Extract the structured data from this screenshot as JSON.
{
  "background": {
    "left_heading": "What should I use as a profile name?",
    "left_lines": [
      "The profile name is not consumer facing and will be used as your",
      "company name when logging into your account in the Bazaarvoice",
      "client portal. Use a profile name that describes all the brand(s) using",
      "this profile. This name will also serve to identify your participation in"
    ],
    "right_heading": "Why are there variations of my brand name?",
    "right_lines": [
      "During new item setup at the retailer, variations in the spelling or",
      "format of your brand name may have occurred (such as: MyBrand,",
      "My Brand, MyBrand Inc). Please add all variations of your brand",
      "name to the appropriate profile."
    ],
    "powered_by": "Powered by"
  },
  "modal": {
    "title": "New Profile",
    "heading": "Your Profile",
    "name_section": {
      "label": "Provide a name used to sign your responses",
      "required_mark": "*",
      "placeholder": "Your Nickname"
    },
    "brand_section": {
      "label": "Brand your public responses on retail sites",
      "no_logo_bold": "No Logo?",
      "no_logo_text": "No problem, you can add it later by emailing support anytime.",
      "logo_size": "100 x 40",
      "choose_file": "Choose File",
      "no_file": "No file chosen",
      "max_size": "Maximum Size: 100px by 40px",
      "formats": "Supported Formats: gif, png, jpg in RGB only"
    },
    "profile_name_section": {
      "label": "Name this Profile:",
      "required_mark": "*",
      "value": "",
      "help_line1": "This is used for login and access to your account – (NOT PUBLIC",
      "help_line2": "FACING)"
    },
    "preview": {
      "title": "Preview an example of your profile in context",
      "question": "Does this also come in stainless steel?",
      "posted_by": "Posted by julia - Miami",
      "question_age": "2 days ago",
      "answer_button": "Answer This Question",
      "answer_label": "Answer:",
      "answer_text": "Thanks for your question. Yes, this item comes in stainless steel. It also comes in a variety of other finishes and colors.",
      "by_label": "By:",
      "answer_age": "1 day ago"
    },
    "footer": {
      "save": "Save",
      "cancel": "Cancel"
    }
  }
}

:::::

▸ **THE TASK**
Each line of the material above must be retyped precisely.

▸ **FINAL RESULT**
Extract the structured data from this screenshot as JSON.
{
  "background": {
    "left_heading": "What should I use as a profile name?",
    "left_lines": [
      "The profile name is not consumer facing and will be used as your",
      "company name when logging into your account in the Bazaarvoice",
      "client portal. Use a profile name that describes all the brand(s) using",
      "this profile. This name will also serve to identify your participation in"
    ],
    "right_heading": "Why are there variations of my brand name?",
    "right_lines": [
      "During new item setup at the retailer, variations in the spelling or",
      "format of your brand name may have occurred (such as: MyBrand,",
      "My Brand, MyBrand Inc). Please add all variations of your brand",
      "name to the appropriate profile."
    ],
    "powered_by": "Powered by"
  },
  "modal": {
    "title": "New Profile",
    "heading": "Your Profile",
    "name_section": {
      "label": "Provide a name used to sign your responses",
      "required_mark": "*",
      "placeholder": "Your Nickname"
    },
    "brand_section": {
      "label": "Brand your public responses on retail sites",
      "no_logo_bold": "No Logo?",
      "no_logo_text": "No problem, you can add it later by emailing support anytime.",
      "logo_size": "100 x 40",
      "choose_file": "Choose File",
      "no_file": "No file chosen",
      "max_size": "Maximum Size: 100px by 40px",
      "formats": "Supported Formats: gif, png, jpg in RGB only"
    },
    "profile_name_section": {
      "label": "Name this Profile:",
      "required_mark": "*",
      "value": "",
      "help_line1": "This is used for login and access to your account – (NOT PUBLIC",
      "help_line2": "FACING)"
    },
    "preview": {
      "title": "Preview an example of your profile in context",
      "question": "Does this also come in stainless steel?",
      "posted_by": "Posted by julia - Miami",
      "question_age": "2 days ago",
      "answer_button": "Answer This Question",
      "answer_label": "Answer:",
      "answer_text": "Thanks for your question. Yes, this item comes in stainless steel. It also comes in a variety of other finishes and colors.",
      "by_label": "By:",
      "answer_age": "1 day ago"
    },
    "footer": {
      "save": "Save",
      "cancel": "Cancel"
    }
  }
}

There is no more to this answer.